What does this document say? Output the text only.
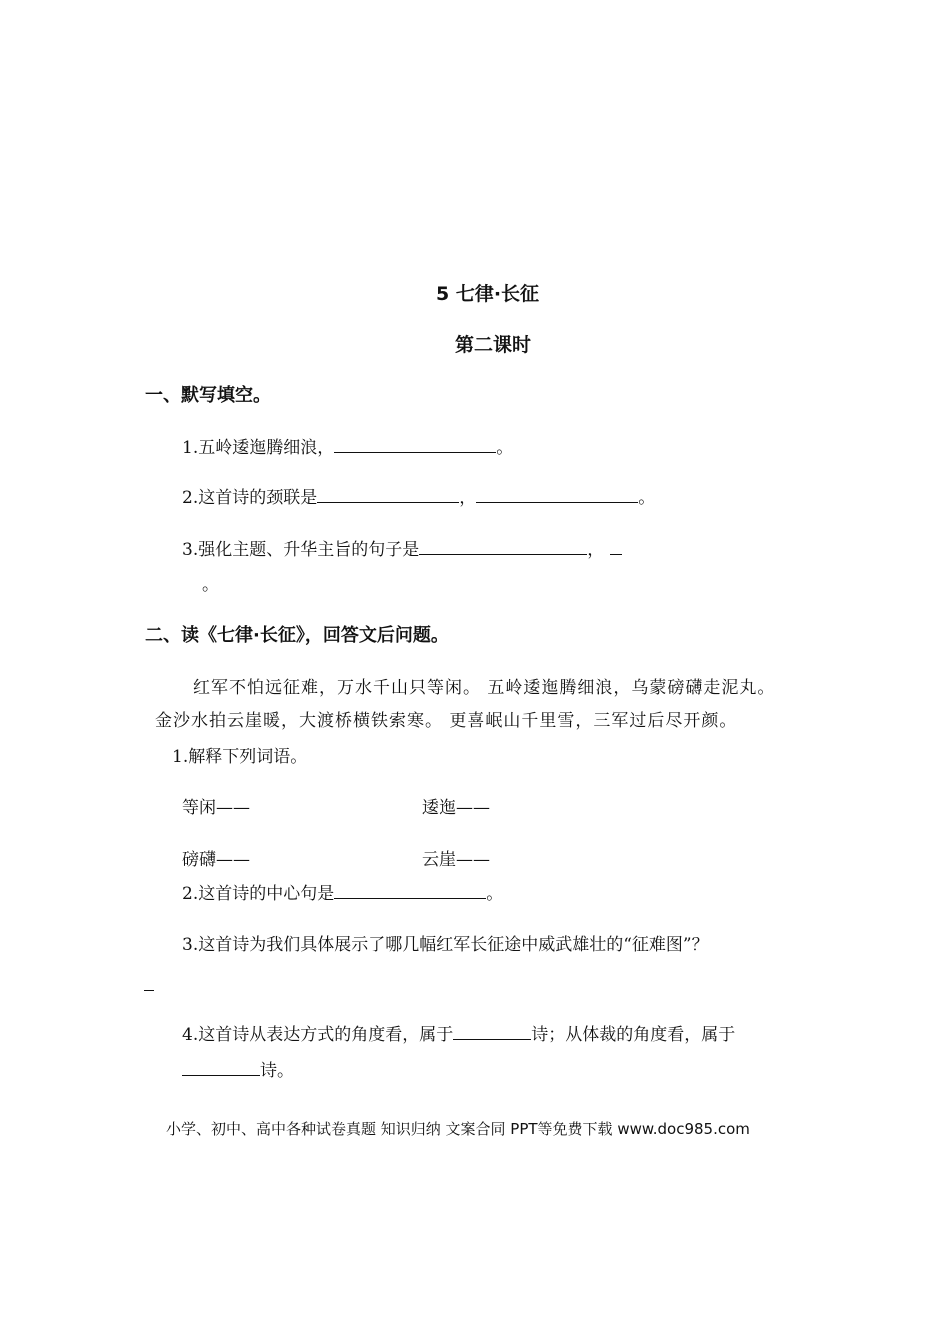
5 七律·长征
第二课时
一、默写填空。
1.五岭逶迤腾细浪，	。
2.这首诗的颈联是	，	。
3.强化主题、升华主旨的句子是	，
。
二、读《七律·长征》，回答文后问题。
红军不怕远征难，万水千山只等闲。 五岭逶迤腾细浪，乌蒙磅礴走泥丸。
金沙水拍云崖暖，大渡桥横铁索寒。 更喜岷山千里雪，三军过后尽开颜。
1.解释下列词语。
等闲——	逶迤——
磅礴——	云崖——
2.这首诗的中心句是	。
3.这首诗为我们具体展示了哪几幅红军长征途中威武雄壮的“征难图”？
4.这首诗从表达方式的角度看，属于	诗；从体裁的角度看，属于
诗。
小学、初中、高中各种试卷真题 知识归纳 文案合同 PPT等免费下载 www.doc985.com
● ● ● ● ● ● ●
Each line above that includes "五岭逶迤腾细浪" should be shown.

**SOLUTION TO THE PROBLEM:**
1.五岭逶迤腾细浪，	。
红军不怕远征难，万水千山只等闲。 五岭逶迤腾细浪，乌蒙磅礴走泥丸。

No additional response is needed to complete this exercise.